### SET PROBLEM
Filter the entries below, keeping only lines with the word "text".

# start of INPUT MATERIAL

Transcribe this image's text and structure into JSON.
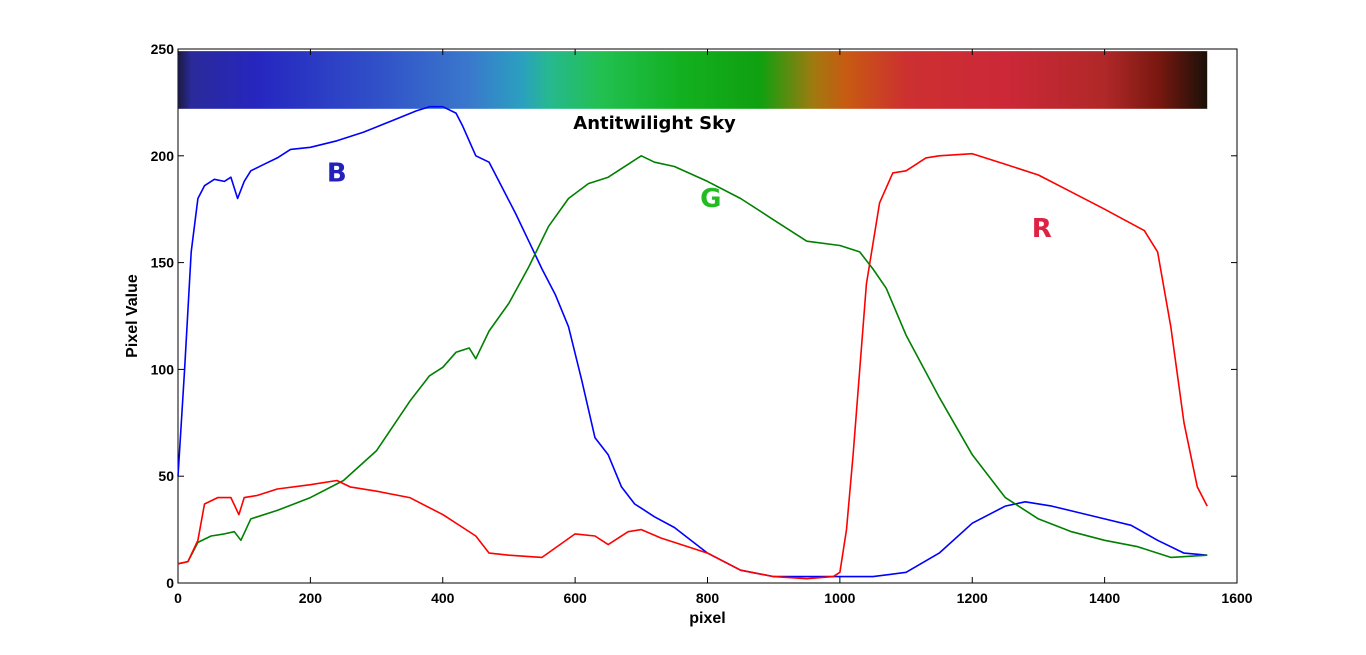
{
  "chart_data": {
    "type": "line",
    "title": "Antitwilight Sky",
    "xlabel": "pixel",
    "ylabel": "Pixel  Value",
    "xlim": [
      0,
      1600
    ],
    "ylim": [
      0,
      250
    ],
    "xticks": [
      0,
      200,
      400,
      600,
      800,
      1000,
      1200,
      1400,
      1600
    ],
    "yticks": [
      0,
      50,
      100,
      150,
      200,
      250
    ],
    "grid": false,
    "spectrum_strip": {
      "x_range": [
        0,
        1555
      ],
      "y_range": [
        222,
        249
      ],
      "stops": [
        {
          "x": 0,
          "color": "#1a1a40"
        },
        {
          "x": 20,
          "color": "#2a2a9a"
        },
        {
          "x": 120,
          "color": "#2626c0"
        },
        {
          "x": 300,
          "color": "#3050c8"
        },
        {
          "x": 440,
          "color": "#3a78cc"
        },
        {
          "x": 520,
          "color": "#2aa0c0"
        },
        {
          "x": 560,
          "color": "#26b890"
        },
        {
          "x": 640,
          "color": "#22c050"
        },
        {
          "x": 760,
          "color": "#12b020"
        },
        {
          "x": 880,
          "color": "#10a010"
        },
        {
          "x": 960,
          "color": "#a07a10"
        },
        {
          "x": 1010,
          "color": "#c85a12"
        },
        {
          "x": 1100,
          "color": "#cc3030"
        },
        {
          "x": 1250,
          "color": "#cc2838"
        },
        {
          "x": 1400,
          "color": "#b02828"
        },
        {
          "x": 1480,
          "color": "#7a1810"
        },
        {
          "x": 1555,
          "color": "#1a1008"
        }
      ]
    },
    "series": [
      {
        "color": "#0000ff",
        "x": [
          0,
          10,
          20,
          30,
          40,
          55,
          70,
          80,
          90,
          100,
          110,
          130,
          150,
          170,
          200,
          240,
          280,
          320,
          360,
          380,
          400,
          420,
          430,
          450,
          470,
          490,
          510,
          530,
          550,
          570,
          590,
          610,
          630,
          650,
          670,
          690,
          700,
          720,
          750,
          800,
          850,
          900,
          950,
          1000,
          1050,
          1100,
          1150,
          1200,
          1250,
          1280,
          1320,
          1360,
          1400,
          1440,
          1480,
          1520,
          1555
        ],
        "y": [
          50,
          100,
          155,
          180,
          186,
          189,
          188,
          190,
          180,
          188,
          193,
          196,
          199,
          203,
          204,
          207,
          211,
          216,
          221,
          223,
          223,
          220,
          214,
          200,
          197,
          185,
          173,
          160,
          147,
          135,
          120,
          95,
          68,
          60,
          45,
          37,
          35,
          31,
          26,
          14,
          6,
          3,
          3,
          3,
          3,
          5,
          14,
          28,
          36,
          38,
          36,
          33,
          30,
          27,
          20,
          14,
          13
        ]
      },
      {
        "color": "#008000",
        "x": [
          0,
          15,
          30,
          50,
          70,
          85,
          95,
          110,
          150,
          200,
          250,
          300,
          350,
          380,
          400,
          420,
          440,
          450,
          470,
          500,
          530,
          560,
          590,
          620,
          650,
          680,
          700,
          720,
          750,
          800,
          850,
          900,
          950,
          1000,
          1030,
          1050,
          1070,
          1100,
          1150,
          1200,
          1250,
          1300,
          1350,
          1400,
          1450,
          1500,
          1555
        ],
        "y": [
          9,
          10,
          19,
          22,
          23,
          24,
          20,
          30,
          34,
          40,
          48,
          62,
          85,
          97,
          101,
          108,
          110,
          105,
          118,
          131,
          148,
          167,
          180,
          187,
          190,
          196,
          200,
          197,
          195,
          188,
          180,
          170,
          160,
          158,
          155,
          147,
          138,
          116,
          87,
          60,
          40,
          30,
          24,
          20,
          17,
          12,
          13
        ]
      },
      {
        "color": "#ff0000",
        "x": [
          0,
          15,
          30,
          40,
          60,
          80,
          92,
          100,
          120,
          150,
          200,
          240,
          260,
          300,
          350,
          400,
          450,
          470,
          500,
          550,
          600,
          630,
          650,
          680,
          700,
          730,
          750,
          800,
          850,
          900,
          950,
          990,
          1000,
          1010,
          1020,
          1040,
          1060,
          1080,
          1100,
          1130,
          1150,
          1200,
          1250,
          1300,
          1350,
          1400,
          1430,
          1460,
          1480,
          1500,
          1520,
          1540,
          1555
        ],
        "y": [
          9,
          10,
          20,
          37,
          40,
          40,
          32,
          40,
          41,
          44,
          46,
          48,
          45,
          43,
          40,
          32,
          22,
          14,
          13,
          12,
          23,
          22,
          18,
          24,
          25,
          21,
          19,
          14,
          6,
          3,
          2,
          3,
          5,
          25,
          60,
          140,
          178,
          192,
          193,
          199,
          200,
          201,
          196,
          191,
          183,
          175,
          170,
          165,
          155,
          120,
          75,
          45,
          36
        ]
      }
    ],
    "annotations": [
      {
        "text": "B",
        "x": 240,
        "y": 188,
        "color": "#2222bb"
      },
      {
        "text": "G",
        "x": 805,
        "y": 176,
        "color": "#22bb22"
      },
      {
        "text": "R",
        "x": 1305,
        "y": 162,
        "color": "#dd2244"
      }
    ]
  }
}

# end of INPUT MATERIAL

### SOLUTION TO THIS PROBLEM
Transcribe this image's text and structure into JSON.
        "text": "B",
        "text": "G",
        "text": "R",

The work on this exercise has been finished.